PROMPT: Keep the pictures out and restate every record exactly.

DATA SHOWN:

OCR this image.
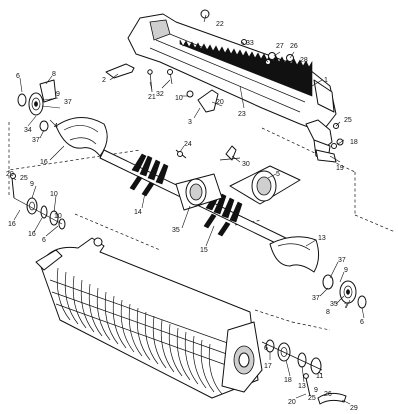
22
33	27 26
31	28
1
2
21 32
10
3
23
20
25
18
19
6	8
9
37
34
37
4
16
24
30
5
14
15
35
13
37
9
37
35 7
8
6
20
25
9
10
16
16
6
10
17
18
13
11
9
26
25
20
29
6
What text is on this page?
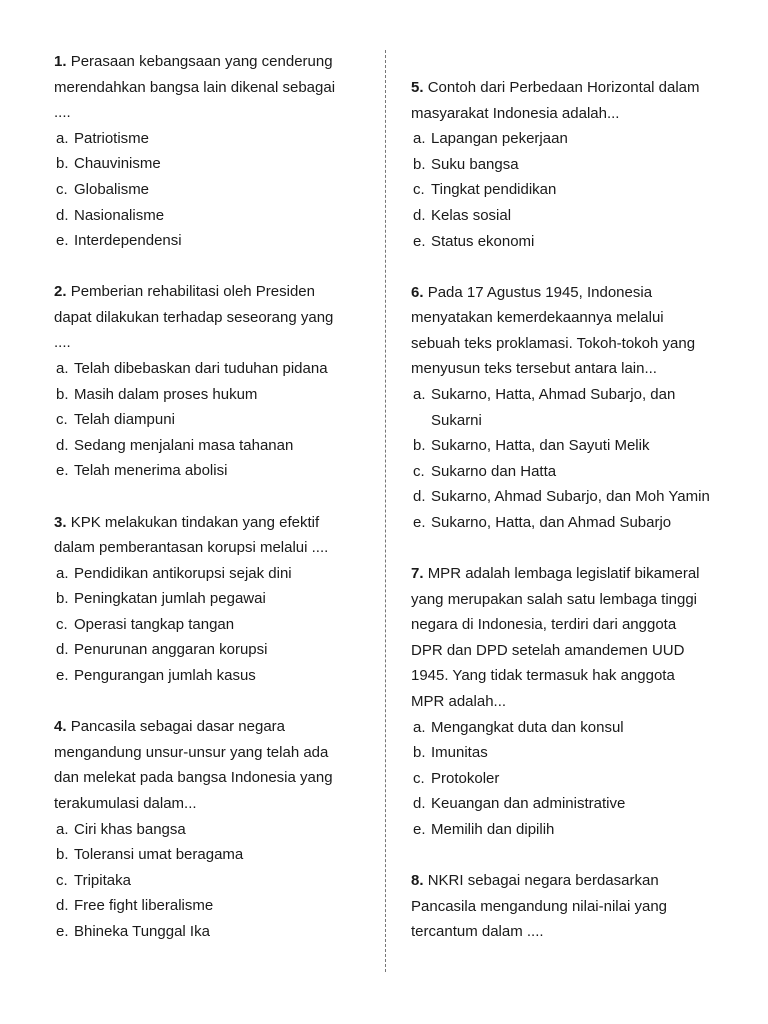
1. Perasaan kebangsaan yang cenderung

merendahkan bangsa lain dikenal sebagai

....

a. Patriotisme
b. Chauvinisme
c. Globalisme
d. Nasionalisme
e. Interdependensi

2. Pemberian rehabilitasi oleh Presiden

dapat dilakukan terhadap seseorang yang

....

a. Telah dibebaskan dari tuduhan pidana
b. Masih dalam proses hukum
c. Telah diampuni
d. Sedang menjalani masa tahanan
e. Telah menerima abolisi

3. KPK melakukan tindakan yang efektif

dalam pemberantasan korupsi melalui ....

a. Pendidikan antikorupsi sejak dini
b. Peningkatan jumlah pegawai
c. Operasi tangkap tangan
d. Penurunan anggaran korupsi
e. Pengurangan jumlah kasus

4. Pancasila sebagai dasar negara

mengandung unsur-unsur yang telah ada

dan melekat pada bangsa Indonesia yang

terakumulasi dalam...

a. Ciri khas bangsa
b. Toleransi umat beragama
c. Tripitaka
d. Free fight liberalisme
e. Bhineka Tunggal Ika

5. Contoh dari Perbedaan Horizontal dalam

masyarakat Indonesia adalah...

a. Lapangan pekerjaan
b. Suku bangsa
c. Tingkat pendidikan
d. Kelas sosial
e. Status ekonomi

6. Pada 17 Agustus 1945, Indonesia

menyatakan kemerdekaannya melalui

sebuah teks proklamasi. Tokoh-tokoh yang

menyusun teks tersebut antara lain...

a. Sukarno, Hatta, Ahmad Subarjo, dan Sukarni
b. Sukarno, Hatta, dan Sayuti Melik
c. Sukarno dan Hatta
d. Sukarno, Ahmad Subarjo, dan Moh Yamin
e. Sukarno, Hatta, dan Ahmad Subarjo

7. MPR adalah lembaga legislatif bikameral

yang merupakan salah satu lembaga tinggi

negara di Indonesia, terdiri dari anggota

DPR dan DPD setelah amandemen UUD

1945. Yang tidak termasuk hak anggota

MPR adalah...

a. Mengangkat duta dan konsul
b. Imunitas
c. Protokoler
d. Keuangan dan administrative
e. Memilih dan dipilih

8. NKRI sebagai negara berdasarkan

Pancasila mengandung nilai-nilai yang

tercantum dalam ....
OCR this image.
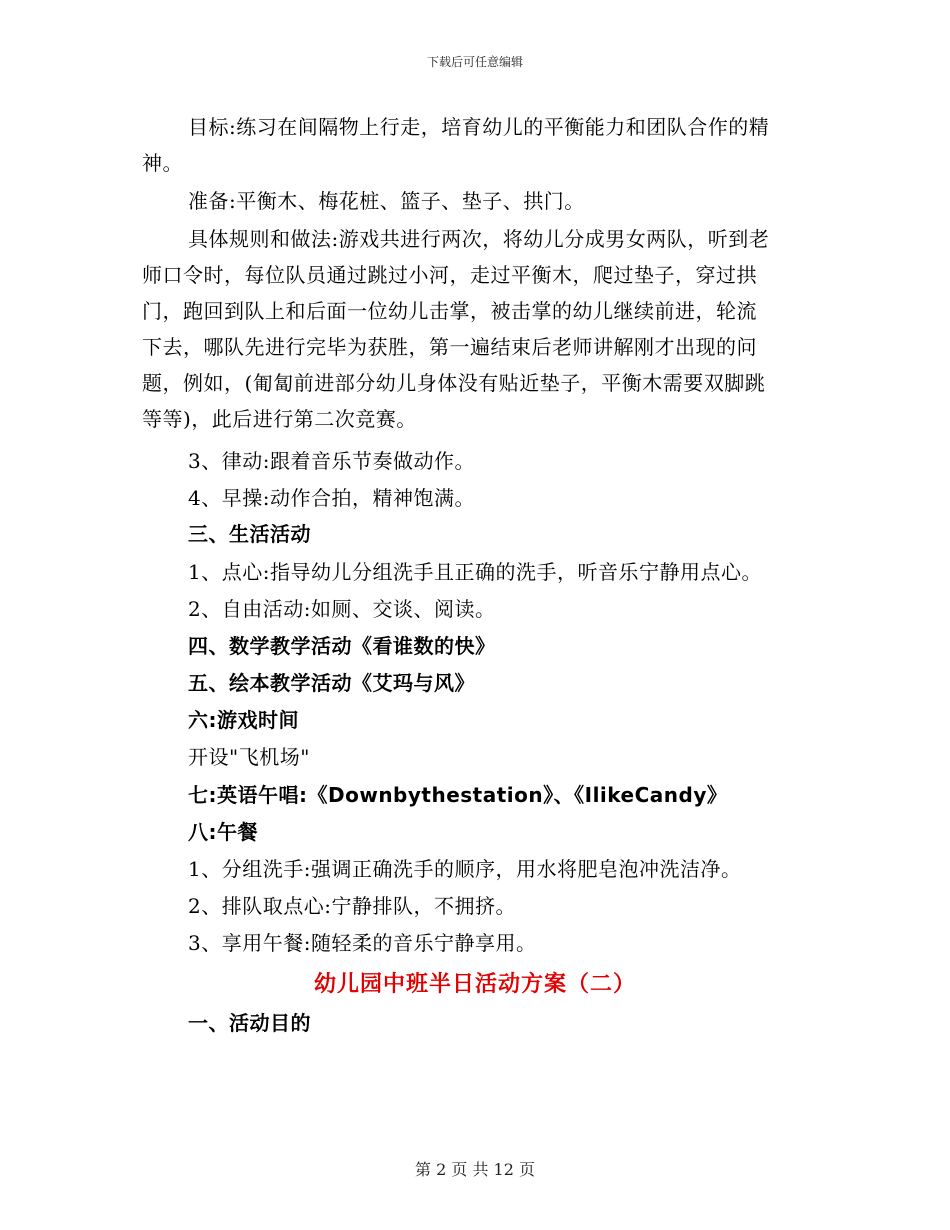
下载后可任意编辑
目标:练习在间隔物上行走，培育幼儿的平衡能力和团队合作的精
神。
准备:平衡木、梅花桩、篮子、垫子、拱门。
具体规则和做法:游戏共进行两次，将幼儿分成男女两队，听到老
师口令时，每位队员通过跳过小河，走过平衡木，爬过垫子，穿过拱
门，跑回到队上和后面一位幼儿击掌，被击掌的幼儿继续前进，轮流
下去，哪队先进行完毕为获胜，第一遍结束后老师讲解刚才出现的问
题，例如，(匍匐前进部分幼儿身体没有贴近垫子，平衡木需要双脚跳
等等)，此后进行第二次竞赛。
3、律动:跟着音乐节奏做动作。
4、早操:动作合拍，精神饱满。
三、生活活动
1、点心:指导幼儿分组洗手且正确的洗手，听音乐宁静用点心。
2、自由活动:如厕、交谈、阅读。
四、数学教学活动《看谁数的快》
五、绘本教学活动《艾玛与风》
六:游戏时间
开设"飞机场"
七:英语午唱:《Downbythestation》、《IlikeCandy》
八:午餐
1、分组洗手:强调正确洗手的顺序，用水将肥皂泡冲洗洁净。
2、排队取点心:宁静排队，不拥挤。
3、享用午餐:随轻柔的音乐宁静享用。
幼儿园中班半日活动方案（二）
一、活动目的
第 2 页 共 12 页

IN RESPONSE:
OCR this image.
22
33	27 26
31	28
1
2
21 32
10
3
23
20
25
18
19
6	8
9
37
34
37
4
16
24
30
5
14
15
35
13
37
9
37
35 7
8
6
20
25
9
10
16
16
6
10
17
18
13
11
9
26
25
20
29
6
What text is on this page?
1. Perasaan kebangsaan yang cenderung

merendahkan bangsa lain dikenal sebagai

....

a. Patriotisme
b. Chauvinisme
c. Globalisme
d. Nasionalisme
e. Interdependensi

2. Pemberian rehabilitasi oleh Presiden

dapat dilakukan terhadap seseorang yang

....

a. Telah dibebaskan dari tuduhan pidana
b. Masih dalam proses hukum
c. Telah diampuni
d. Sedang menjalani masa tahanan
e. Telah menerima abolisi

3. KPK melakukan tindakan yang efektif

dalam pemberantasan korupsi melalui ....

a. Pendidikan antikorupsi sejak dini
b. Peningkatan jumlah pegawai
c. Operasi tangkap tangan
d. Penurunan anggaran korupsi
e. Pengurangan jumlah kasus

4. Pancasila sebagai dasar negara

mengandung unsur-unsur yang telah ada

dan melekat pada bangsa Indonesia yang

terakumulasi dalam...

a. Ciri khas bangsa
b. Toleransi umat beragama
c. Tripitaka
d. Free fight liberalisme
e. Bhineka Tunggal Ika

5. Contoh dari Perbedaan Horizontal dalam

masyarakat Indonesia adalah...

a. Lapangan pekerjaan
b. Suku bangsa
c. Tingkat pendidikan
d. Kelas sosial
e. Status ekonomi

6. Pada 17 Agustus 1945, Indonesia

menyatakan kemerdekaannya melalui

sebuah teks proklamasi. Tokoh-tokoh yang

menyusun teks tersebut antara lain...

a. Sukarno, Hatta, Ahmad Subarjo, dan Sukarni
b. Sukarno, Hatta, dan Sayuti Melik
c. Sukarno dan Hatta
d. Sukarno, Ahmad Subarjo, dan Moh Yamin
e. Sukarno, Hatta, dan Ahmad Subarjo

7. MPR adalah lembaga legislatif bikameral

yang merupakan salah satu lembaga tinggi

negara di Indonesia, terdiri dari anggota

DPR dan DPD setelah amandemen UUD

1945. Yang tidak termasuk hak anggota

MPR adalah...

a. Mengangkat duta dan konsul
b. Imunitas
c. Protokoler
d. Keuangan dan administrative
e. Memilih dan dipilih

8. NKRI sebagai negara berdasarkan

Pancasila mengandung nilai-nilai yang

tercantum dalam ....
OCR this image.
下载后可任意编辑
目标:练习在间隔物上行走，培育幼儿的平衡能力和团队合作的精
神。
准备:平衡木、梅花桩、篮子、垫子、拱门。
具体规则和做法:游戏共进行两次，将幼儿分成男女两队，听到老
师口令时，每位队员通过跳过小河，走过平衡木，爬过垫子，穿过拱
门，跑回到队上和后面一位幼儿击掌，被击掌的幼儿继续前进，轮流
下去，哪队先进行完毕为获胜，第一遍结束后老师讲解刚才出现的问
题，例如，(匍匐前进部分幼儿身体没有贴近垫子，平衡木需要双脚跳
等等)，此后进行第二次竞赛。
3、律动:跟着音乐节奏做动作。
4、早操:动作合拍，精神饱满。
三、生活活动
1、点心:指导幼儿分组洗手且正确的洗手，听音乐宁静用点心。
2、自由活动:如厕、交谈、阅读。
四、数学教学活动《看谁数的快》
五、绘本教学活动《艾玛与风》
六:游戏时间
开设"飞机场"
七:英语午唱:《Downbythestation》、《IlikeCandy》
八:午餐
1、分组洗手:强调正确洗手的顺序，用水将肥皂泡冲洗洁净。
2、排队取点心:宁静排队，不拥挤。
3、享用午餐:随轻柔的音乐宁静享用。
幼儿园中班半日活动方案（二）
一、活动目的
第 2 页 共 12 页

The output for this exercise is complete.